▸ **Written instruction**:
Quote, verbatim, all material below, without pictures.

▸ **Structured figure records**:

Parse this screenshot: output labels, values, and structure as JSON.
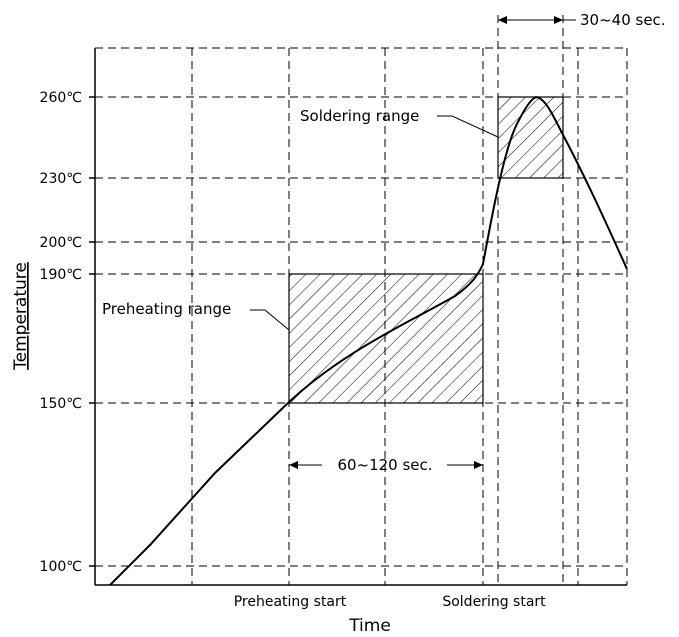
{
  "chart_data": {
    "type": "line",
    "xlabel": "Time",
    "ylabel": "Temperature",
    "y_ticks": [
      {
        "value": 100,
        "label": "100℃"
      },
      {
        "value": 150,
        "label": "150℃"
      },
      {
        "value": 190,
        "label": "190℃"
      },
      {
        "value": 200,
        "label": "200℃"
      },
      {
        "value": 230,
        "label": "230℃"
      },
      {
        "value": 260,
        "label": "260℃"
      }
    ],
    "x_markers": [
      {
        "label": "Preheating start"
      },
      {
        "label": "Soldering start"
      }
    ],
    "regions": [
      {
        "name": "preheating",
        "label": "Preheating range",
        "y_range": [
          150,
          190
        ],
        "duration_label": "60~120 sec."
      },
      {
        "name": "soldering",
        "label": "Soldering range",
        "y_range": [
          230,
          260
        ],
        "duration_label": "30~40 sec."
      }
    ],
    "grid": true,
    "grid_style": "dashed",
    "profile_peak": 260
  },
  "colors": {
    "line": "#000000",
    "grid": "#000000",
    "hatch": "#000000"
  }
}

▸ **Result of this task**:
Parse this screenshot: output labels, values, and structure as JSON.
{
  "chart_data": {
    "type": "line",
    "xlabel": "Time",
    "ylabel": "Temperature",
    "y_ticks": [
      {
        "value": 100,
        "label": "100℃"
      },
      {
        "value": 150,
        "label": "150℃"
      },
      {
        "value": 190,
        "label": "190℃"
      },
      {
        "value": 200,
        "label": "200℃"
      },
      {
        "value": 230,
        "label": "230℃"
      },
      {
        "value": 260,
        "label": "260℃"
      }
    ],
    "x_markers": [
      {
        "label": "Preheating start"
      },
      {
        "label": "Soldering start"
      }
    ],
    "regions": [
      {
        "name": "preheating",
        "label": "Preheating range",
        "y_range": [
          150,
          190
        ],
        "duration_label": "60~120 sec."
      },
      {
        "name": "soldering",
        "label": "Soldering range",
        "y_range": [
          230,
          260
        ],
        "duration_label": "30~40 sec."
      }
    ],
    "grid": true,
    "grid_style": "dashed",
    "profile_peak": 260
  },
  "colors": {
    "line": "#000000",
    "grid": "#000000",
    "hatch": "#000000"
  }
}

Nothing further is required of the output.